▸ Problem statement
Reproduce without change the stretch of items from the very start through the line that contains "112, 815, 1044]". Include both ends.

-- START Provided data --

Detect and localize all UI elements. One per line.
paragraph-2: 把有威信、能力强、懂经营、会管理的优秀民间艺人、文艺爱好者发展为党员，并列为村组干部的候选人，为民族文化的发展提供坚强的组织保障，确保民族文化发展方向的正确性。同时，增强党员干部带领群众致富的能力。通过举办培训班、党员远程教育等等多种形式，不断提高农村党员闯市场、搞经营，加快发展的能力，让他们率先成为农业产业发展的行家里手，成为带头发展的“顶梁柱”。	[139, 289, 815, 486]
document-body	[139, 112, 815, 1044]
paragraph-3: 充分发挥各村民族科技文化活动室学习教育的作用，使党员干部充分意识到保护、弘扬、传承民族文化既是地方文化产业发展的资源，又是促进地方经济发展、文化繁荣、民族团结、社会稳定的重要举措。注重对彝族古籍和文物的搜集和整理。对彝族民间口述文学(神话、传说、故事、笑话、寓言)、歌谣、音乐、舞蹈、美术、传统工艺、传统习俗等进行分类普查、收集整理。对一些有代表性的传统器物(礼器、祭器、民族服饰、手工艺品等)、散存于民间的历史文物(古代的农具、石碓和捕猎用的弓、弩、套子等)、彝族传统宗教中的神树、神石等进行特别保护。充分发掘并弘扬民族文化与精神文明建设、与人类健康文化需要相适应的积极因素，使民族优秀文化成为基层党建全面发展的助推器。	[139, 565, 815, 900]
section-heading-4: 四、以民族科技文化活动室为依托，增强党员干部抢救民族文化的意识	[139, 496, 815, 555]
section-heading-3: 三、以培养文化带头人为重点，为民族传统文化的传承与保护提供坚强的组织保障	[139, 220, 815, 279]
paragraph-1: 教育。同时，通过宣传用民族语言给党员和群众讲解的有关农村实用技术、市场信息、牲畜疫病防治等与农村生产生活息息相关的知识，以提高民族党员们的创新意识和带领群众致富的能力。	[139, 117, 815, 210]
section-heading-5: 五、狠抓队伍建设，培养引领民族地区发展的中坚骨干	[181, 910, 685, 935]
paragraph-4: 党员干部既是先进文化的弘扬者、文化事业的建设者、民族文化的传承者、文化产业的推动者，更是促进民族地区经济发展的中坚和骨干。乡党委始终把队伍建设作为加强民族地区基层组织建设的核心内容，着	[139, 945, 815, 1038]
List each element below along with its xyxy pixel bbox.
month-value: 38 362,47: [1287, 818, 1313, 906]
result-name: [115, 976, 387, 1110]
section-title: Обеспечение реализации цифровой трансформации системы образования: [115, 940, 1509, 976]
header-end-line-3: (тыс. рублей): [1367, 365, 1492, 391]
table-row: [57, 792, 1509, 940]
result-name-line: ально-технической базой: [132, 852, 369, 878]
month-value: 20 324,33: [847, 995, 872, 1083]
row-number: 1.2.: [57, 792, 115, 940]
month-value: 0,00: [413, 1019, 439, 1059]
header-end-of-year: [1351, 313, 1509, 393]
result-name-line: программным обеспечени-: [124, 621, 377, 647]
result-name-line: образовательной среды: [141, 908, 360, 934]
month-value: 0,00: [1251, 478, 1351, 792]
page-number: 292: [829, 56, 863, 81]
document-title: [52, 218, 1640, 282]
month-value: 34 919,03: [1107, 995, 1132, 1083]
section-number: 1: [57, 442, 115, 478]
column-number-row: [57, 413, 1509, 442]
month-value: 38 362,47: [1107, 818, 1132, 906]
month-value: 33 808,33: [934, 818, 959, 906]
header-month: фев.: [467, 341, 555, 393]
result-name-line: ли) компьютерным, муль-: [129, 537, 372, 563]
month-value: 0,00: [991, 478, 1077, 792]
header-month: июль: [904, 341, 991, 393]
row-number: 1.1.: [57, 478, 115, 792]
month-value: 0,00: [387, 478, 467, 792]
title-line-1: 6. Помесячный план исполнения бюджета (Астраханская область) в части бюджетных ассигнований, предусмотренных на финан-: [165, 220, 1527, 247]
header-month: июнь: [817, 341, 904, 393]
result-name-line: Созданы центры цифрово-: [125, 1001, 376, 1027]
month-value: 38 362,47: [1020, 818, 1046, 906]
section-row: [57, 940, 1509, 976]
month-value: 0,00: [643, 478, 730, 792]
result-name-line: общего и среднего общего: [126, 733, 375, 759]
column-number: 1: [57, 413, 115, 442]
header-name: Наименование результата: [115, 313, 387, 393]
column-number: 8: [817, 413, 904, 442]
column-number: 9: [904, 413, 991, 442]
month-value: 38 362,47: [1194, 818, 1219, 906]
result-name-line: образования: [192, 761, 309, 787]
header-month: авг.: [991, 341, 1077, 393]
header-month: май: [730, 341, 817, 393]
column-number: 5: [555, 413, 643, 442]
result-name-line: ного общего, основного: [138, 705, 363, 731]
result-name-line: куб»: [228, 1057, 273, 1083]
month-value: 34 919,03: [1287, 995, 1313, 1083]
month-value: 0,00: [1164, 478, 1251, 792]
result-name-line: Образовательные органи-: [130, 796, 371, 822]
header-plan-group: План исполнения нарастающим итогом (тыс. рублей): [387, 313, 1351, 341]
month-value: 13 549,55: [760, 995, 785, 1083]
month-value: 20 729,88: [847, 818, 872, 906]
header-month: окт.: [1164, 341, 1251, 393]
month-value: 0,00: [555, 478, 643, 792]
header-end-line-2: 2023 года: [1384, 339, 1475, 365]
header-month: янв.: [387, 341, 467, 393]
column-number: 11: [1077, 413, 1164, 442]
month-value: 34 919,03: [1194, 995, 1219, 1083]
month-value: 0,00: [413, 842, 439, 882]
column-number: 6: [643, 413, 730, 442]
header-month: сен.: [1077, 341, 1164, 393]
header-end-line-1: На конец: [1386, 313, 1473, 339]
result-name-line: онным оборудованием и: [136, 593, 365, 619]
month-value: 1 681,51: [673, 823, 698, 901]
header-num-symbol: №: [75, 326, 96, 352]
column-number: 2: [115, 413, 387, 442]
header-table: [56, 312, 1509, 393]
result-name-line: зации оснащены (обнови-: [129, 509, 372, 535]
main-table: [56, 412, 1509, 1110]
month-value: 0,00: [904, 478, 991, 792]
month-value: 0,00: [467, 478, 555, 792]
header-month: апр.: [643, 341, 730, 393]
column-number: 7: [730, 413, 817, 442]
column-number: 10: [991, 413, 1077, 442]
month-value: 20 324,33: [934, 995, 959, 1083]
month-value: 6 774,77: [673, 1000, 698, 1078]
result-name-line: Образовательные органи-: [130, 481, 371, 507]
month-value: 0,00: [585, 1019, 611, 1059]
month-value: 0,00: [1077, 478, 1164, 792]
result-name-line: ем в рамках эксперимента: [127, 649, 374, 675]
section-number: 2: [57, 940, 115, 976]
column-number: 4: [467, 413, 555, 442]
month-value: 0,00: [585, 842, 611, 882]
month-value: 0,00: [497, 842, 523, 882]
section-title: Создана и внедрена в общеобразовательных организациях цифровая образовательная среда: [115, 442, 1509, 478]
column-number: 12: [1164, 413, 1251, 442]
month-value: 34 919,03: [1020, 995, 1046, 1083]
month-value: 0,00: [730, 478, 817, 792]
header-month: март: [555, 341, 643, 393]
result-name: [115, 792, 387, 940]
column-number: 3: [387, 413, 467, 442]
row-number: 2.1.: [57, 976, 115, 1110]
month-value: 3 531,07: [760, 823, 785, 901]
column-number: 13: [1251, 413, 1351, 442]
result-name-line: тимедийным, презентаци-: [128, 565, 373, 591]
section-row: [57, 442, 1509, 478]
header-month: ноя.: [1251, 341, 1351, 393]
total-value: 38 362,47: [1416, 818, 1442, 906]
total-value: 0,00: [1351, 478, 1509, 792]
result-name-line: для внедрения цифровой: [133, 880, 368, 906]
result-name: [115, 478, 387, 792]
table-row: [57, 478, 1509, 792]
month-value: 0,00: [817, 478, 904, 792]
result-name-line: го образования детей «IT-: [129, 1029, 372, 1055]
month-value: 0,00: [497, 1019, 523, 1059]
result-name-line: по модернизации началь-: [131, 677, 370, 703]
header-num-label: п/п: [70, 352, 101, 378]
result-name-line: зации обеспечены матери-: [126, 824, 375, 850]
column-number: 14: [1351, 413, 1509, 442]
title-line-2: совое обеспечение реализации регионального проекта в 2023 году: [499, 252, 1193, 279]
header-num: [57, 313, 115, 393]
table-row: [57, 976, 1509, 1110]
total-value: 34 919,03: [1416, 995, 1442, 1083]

-- END Provided data --

▸ Task output
Detect and localize all UI elements. One per line.
paragraph-2: 把有威信、能力强、懂经营、会管理的优秀民间艺人、文艺爱好者发展为党员，并列为村组干部的候选人，为民族文化的发展提供坚强的组织保障，确保民族文化发展方向的正确性。同时，增强党员干部带领群众致富的能力。通过举办培训班、党员远程教育等等多种形式，不断提高农村党员闯市场、搞经营，加快发展的能力，让他们率先成为农业产业发展的行家里手，成为带头发展的“顶梁柱”。	[139, 289, 815, 486]
document-body	[139, 112, 815, 1044]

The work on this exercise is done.